**Goal**. Set down every entry word for word. Omit the pictures.

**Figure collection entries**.

--- START ---

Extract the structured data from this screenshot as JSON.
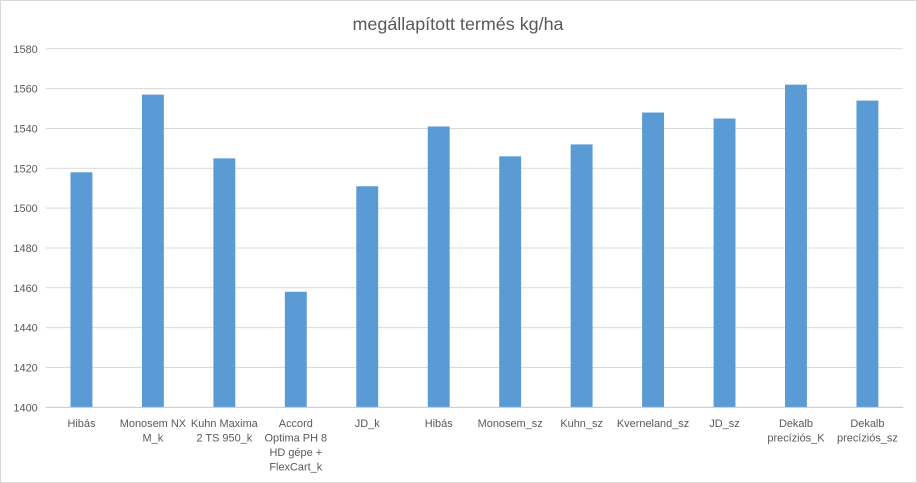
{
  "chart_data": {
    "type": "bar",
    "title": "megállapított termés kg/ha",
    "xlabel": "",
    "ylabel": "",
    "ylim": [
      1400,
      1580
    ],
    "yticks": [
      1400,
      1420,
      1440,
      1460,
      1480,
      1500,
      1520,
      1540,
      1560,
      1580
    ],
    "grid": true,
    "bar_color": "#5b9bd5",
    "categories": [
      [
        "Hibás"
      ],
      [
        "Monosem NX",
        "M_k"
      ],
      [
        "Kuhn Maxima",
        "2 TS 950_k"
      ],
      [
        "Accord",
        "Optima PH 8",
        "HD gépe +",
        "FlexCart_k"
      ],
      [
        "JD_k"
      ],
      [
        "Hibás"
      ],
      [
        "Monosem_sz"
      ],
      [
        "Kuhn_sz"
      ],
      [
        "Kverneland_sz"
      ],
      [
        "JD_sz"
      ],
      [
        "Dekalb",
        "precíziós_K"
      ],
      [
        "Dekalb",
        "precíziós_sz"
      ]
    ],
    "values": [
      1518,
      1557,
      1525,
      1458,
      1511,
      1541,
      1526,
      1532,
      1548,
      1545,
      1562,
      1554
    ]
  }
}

--- END ---

**Final result**.
Extract the structured data from this screenshot as JSON.
{
  "chart_data": {
    "type": "bar",
    "title": "megállapított termés kg/ha",
    "xlabel": "",
    "ylabel": "",
    "ylim": [
      1400,
      1580
    ],
    "yticks": [
      1400,
      1420,
      1440,
      1460,
      1480,
      1500,
      1520,
      1540,
      1560,
      1580
    ],
    "grid": true,
    "bar_color": "#5b9bd5",
    "categories": [
      [
        "Hibás"
      ],
      [
        "Monosem NX",
        "M_k"
      ],
      [
        "Kuhn Maxima",
        "2 TS 950_k"
      ],
      [
        "Accord",
        "Optima PH 8",
        "HD gépe +",
        "FlexCart_k"
      ],
      [
        "JD_k"
      ],
      [
        "Hibás"
      ],
      [
        "Monosem_sz"
      ],
      [
        "Kuhn_sz"
      ],
      [
        "Kverneland_sz"
      ],
      [
        "JD_sz"
      ],
      [
        "Dekalb",
        "precíziós_K"
      ],
      [
        "Dekalb",
        "precíziós_sz"
      ]
    ],
    "values": [
      1518,
      1557,
      1525,
      1458,
      1511,
      1541,
      1526,
      1532,
      1548,
      1545,
      1562,
      1554
    ]
  }
}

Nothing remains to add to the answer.